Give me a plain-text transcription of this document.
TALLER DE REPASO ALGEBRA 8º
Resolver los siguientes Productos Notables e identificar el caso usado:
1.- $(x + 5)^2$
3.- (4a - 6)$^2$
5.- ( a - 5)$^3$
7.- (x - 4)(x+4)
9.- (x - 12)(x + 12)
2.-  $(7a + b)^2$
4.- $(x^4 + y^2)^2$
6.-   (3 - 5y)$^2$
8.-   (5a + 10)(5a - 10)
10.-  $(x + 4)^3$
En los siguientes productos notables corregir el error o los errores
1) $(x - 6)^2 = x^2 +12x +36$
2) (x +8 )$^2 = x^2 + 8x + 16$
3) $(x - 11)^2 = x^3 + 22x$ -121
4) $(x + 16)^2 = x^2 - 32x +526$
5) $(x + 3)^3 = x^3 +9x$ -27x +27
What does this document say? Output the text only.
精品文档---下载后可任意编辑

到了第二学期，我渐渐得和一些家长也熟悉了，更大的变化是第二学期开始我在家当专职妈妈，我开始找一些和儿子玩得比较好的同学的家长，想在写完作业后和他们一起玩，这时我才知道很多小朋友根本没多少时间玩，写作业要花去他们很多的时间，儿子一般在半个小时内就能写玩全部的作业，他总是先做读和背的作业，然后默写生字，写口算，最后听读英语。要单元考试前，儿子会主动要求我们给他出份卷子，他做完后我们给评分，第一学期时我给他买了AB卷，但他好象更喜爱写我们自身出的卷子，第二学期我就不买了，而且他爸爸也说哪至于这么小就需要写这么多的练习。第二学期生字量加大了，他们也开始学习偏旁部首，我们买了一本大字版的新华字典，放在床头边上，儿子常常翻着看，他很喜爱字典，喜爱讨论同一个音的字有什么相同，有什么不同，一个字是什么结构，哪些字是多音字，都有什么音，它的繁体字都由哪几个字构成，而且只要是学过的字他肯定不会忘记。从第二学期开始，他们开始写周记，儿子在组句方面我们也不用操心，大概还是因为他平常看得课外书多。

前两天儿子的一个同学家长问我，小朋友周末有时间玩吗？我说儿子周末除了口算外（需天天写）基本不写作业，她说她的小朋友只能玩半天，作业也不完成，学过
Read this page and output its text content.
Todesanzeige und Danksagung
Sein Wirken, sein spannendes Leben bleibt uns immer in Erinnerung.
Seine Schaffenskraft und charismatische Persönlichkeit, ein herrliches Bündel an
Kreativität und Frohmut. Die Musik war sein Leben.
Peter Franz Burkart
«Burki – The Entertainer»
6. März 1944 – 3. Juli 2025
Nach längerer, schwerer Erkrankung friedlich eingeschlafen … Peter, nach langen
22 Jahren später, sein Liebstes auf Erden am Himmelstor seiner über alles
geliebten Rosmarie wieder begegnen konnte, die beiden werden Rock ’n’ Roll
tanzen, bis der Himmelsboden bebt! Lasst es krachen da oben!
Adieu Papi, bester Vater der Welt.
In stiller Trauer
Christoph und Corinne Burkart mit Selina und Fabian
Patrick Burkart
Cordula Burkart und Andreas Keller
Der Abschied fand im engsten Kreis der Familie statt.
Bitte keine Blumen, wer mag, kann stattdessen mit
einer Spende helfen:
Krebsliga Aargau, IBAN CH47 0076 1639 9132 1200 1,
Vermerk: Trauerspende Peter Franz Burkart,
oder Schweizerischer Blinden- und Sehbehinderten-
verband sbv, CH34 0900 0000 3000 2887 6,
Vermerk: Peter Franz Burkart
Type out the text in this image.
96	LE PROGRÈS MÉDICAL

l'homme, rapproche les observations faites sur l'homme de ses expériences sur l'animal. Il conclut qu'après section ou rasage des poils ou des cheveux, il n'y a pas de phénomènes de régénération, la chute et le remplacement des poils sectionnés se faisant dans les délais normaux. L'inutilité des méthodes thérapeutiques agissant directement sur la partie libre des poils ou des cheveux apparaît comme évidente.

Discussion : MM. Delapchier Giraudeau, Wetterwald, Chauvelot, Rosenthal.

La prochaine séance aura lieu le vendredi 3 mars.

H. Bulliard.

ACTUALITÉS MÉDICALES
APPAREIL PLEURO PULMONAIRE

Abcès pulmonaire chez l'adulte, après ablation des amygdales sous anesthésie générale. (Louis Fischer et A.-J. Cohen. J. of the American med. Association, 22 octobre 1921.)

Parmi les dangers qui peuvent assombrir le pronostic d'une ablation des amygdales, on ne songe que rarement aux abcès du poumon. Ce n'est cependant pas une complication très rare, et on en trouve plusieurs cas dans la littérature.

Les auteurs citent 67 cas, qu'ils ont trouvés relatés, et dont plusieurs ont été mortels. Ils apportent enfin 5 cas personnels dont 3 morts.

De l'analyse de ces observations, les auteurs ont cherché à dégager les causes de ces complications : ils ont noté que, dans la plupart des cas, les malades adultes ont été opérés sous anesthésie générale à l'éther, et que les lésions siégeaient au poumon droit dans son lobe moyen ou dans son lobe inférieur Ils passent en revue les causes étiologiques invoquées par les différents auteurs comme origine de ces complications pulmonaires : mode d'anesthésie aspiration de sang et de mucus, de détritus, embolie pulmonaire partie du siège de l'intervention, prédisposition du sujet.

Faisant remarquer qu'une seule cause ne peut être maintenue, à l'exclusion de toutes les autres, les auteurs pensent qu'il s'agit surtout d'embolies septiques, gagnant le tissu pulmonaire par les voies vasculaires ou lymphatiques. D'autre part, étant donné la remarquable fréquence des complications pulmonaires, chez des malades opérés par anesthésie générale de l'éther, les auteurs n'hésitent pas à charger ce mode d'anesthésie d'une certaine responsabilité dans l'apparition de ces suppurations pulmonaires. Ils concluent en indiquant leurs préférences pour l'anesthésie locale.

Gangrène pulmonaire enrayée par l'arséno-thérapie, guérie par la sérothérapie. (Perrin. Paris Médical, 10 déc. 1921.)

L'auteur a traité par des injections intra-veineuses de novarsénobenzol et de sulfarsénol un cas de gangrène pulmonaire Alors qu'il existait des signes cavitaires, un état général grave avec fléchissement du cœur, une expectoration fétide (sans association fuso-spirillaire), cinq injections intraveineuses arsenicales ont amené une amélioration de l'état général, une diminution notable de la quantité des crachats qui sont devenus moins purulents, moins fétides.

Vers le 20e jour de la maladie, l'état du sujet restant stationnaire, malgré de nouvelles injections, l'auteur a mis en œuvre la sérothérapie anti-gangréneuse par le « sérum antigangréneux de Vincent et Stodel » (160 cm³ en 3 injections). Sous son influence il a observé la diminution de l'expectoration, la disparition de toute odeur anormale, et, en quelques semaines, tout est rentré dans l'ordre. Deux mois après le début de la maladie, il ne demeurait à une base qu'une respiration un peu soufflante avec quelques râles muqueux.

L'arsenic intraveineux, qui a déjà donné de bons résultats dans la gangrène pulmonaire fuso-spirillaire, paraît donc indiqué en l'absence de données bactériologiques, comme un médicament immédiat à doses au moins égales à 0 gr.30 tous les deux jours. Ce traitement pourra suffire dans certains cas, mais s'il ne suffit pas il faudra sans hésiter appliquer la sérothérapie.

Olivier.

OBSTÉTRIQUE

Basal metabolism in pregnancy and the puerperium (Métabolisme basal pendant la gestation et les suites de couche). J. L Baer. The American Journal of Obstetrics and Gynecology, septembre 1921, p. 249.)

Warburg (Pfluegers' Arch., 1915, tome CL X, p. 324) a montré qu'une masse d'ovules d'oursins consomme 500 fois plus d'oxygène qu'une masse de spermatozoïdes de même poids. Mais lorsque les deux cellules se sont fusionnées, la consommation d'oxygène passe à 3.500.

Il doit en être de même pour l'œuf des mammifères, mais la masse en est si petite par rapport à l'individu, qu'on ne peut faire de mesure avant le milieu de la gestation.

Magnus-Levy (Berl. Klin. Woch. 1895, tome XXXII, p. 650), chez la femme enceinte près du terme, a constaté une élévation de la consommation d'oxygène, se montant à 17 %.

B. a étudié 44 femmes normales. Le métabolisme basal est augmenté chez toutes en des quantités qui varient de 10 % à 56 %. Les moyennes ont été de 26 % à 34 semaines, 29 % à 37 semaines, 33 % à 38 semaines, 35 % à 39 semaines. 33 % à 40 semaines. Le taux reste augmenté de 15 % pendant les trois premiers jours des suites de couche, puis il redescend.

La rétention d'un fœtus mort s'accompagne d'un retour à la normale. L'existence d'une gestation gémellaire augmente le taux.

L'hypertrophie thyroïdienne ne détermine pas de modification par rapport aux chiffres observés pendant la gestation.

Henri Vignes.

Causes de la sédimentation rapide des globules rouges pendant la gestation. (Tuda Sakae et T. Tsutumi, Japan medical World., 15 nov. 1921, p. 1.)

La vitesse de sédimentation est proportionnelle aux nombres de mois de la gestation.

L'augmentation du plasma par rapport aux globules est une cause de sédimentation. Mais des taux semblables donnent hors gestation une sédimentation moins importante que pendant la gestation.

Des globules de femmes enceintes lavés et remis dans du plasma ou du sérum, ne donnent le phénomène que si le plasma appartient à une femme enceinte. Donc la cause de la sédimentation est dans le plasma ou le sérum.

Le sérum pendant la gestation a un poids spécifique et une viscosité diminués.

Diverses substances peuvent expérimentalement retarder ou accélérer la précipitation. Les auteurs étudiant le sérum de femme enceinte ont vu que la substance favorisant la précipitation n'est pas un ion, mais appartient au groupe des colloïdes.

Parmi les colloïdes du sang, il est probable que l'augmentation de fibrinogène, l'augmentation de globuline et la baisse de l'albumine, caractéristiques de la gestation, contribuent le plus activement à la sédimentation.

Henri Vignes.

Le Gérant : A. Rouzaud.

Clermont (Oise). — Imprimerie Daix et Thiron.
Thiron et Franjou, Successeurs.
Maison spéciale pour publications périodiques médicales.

Exercise requirements — Go through the records and show every line with the string "Thiron" in it.

In response —
Clermont (Oise). — Imprimerie Daix et Thiron.
Thiron et Franjou, Successeurs.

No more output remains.